## SET EXERCISE
Where a line contains the string "worden", copy that line.

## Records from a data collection
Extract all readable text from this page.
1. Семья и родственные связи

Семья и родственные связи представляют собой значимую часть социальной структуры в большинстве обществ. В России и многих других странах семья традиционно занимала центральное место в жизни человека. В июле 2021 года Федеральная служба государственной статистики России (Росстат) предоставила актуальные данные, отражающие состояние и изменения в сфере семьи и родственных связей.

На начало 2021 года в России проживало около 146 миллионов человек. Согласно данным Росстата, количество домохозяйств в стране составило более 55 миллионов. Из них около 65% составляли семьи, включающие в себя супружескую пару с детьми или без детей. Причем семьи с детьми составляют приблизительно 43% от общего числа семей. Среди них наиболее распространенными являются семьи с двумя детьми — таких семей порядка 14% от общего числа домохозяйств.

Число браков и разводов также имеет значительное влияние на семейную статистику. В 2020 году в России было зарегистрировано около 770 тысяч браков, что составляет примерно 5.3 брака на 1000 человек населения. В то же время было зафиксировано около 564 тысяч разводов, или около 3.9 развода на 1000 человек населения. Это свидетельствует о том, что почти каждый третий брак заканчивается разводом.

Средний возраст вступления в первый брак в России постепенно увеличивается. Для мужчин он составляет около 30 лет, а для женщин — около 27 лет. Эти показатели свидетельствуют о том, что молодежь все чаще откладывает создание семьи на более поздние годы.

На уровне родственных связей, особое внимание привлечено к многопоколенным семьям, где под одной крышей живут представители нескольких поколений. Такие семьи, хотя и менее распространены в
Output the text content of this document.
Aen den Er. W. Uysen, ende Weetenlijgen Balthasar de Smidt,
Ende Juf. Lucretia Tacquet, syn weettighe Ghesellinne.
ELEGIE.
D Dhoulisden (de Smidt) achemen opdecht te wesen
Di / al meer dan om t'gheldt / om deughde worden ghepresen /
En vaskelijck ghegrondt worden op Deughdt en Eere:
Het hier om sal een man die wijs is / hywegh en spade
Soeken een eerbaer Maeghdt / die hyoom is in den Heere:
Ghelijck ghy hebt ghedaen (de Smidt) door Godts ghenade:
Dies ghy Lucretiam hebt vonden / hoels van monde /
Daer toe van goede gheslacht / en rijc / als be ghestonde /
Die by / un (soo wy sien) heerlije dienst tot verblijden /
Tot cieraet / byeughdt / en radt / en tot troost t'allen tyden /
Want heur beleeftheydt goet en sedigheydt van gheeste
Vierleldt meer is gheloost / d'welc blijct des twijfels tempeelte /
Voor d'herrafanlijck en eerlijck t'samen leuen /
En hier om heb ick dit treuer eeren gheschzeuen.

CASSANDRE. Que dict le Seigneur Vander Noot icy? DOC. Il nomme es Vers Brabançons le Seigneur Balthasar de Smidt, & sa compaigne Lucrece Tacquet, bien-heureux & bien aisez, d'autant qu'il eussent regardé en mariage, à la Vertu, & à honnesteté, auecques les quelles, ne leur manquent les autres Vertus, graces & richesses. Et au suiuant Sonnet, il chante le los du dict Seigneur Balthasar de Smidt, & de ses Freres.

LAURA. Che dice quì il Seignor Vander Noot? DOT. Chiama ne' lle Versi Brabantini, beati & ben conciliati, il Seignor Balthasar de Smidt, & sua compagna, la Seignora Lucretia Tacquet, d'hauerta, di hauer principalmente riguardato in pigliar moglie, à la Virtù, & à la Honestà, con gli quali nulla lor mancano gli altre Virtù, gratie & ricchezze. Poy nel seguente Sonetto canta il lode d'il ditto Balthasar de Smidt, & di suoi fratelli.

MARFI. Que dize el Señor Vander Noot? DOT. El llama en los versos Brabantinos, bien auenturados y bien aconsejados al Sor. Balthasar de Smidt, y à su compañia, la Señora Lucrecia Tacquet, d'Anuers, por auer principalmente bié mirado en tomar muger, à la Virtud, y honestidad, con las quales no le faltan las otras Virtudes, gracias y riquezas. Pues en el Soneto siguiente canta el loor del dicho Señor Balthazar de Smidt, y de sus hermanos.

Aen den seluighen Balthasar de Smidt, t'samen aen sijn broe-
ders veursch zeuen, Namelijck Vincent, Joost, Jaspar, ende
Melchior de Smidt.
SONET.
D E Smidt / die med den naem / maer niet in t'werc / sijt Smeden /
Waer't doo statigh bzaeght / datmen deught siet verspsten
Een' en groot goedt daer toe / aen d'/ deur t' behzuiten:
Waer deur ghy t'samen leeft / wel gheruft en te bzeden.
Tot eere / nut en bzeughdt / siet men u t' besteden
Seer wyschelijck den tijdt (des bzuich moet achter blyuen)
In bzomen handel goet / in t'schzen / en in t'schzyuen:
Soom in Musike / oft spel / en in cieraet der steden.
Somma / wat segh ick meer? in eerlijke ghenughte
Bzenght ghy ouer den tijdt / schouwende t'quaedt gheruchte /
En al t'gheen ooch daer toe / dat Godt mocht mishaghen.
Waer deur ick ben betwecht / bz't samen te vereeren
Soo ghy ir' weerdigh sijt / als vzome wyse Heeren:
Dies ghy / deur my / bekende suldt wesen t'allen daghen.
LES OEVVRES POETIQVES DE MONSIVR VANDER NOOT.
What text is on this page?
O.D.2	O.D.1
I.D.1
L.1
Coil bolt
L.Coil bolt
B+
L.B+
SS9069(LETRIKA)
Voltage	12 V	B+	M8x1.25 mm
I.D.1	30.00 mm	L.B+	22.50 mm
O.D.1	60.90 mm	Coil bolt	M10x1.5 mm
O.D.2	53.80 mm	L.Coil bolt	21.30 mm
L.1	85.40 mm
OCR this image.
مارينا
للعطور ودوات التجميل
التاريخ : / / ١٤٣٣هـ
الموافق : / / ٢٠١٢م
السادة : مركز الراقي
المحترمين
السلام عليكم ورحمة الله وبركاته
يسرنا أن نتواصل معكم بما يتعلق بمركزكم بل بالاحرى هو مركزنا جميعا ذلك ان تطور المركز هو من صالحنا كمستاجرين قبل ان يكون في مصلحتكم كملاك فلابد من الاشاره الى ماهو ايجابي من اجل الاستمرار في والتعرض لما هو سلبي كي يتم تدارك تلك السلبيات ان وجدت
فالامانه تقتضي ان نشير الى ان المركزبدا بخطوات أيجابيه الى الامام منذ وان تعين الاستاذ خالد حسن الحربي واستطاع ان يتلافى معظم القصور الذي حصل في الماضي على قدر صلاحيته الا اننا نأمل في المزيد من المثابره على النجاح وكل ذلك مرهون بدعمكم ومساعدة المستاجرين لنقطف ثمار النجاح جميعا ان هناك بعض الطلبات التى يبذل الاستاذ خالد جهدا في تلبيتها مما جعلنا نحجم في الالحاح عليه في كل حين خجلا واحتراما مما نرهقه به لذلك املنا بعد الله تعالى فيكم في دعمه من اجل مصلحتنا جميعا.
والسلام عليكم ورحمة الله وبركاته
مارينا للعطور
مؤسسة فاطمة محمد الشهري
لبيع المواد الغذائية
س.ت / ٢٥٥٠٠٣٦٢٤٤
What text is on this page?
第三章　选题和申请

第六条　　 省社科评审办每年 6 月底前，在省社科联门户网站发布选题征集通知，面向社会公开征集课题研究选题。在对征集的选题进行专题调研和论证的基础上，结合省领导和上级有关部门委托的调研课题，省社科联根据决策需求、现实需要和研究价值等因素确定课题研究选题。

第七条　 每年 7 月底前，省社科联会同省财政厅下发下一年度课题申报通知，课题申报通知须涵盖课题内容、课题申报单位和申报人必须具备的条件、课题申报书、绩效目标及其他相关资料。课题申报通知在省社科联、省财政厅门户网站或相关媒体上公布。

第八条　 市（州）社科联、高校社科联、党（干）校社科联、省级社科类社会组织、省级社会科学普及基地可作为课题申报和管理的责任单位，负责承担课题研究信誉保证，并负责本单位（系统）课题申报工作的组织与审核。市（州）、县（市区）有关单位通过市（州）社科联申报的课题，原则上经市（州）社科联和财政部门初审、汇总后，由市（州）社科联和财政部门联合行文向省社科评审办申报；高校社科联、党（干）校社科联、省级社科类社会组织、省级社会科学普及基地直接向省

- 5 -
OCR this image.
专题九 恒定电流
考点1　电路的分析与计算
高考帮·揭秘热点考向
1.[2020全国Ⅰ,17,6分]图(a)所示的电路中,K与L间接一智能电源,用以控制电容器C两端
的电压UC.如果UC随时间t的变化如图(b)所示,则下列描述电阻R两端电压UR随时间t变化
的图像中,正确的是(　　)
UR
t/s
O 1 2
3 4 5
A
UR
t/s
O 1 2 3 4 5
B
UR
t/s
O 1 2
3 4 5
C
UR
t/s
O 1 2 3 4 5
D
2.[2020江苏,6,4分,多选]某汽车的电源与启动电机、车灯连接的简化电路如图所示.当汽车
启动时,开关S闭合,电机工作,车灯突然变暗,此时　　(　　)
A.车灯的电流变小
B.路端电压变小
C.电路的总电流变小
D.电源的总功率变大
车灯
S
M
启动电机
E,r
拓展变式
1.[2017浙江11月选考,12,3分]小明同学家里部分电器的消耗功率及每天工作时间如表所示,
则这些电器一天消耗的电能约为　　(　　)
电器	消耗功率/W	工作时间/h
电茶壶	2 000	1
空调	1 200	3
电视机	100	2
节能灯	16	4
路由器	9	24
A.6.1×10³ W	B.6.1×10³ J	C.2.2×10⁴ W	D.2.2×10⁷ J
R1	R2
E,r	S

## TASK SOLUTION
Di / al meer dan om t'gheldt / om deughde worden ghepresen /
En vaskelijck ghegrondt worden op Deughdt en Eere:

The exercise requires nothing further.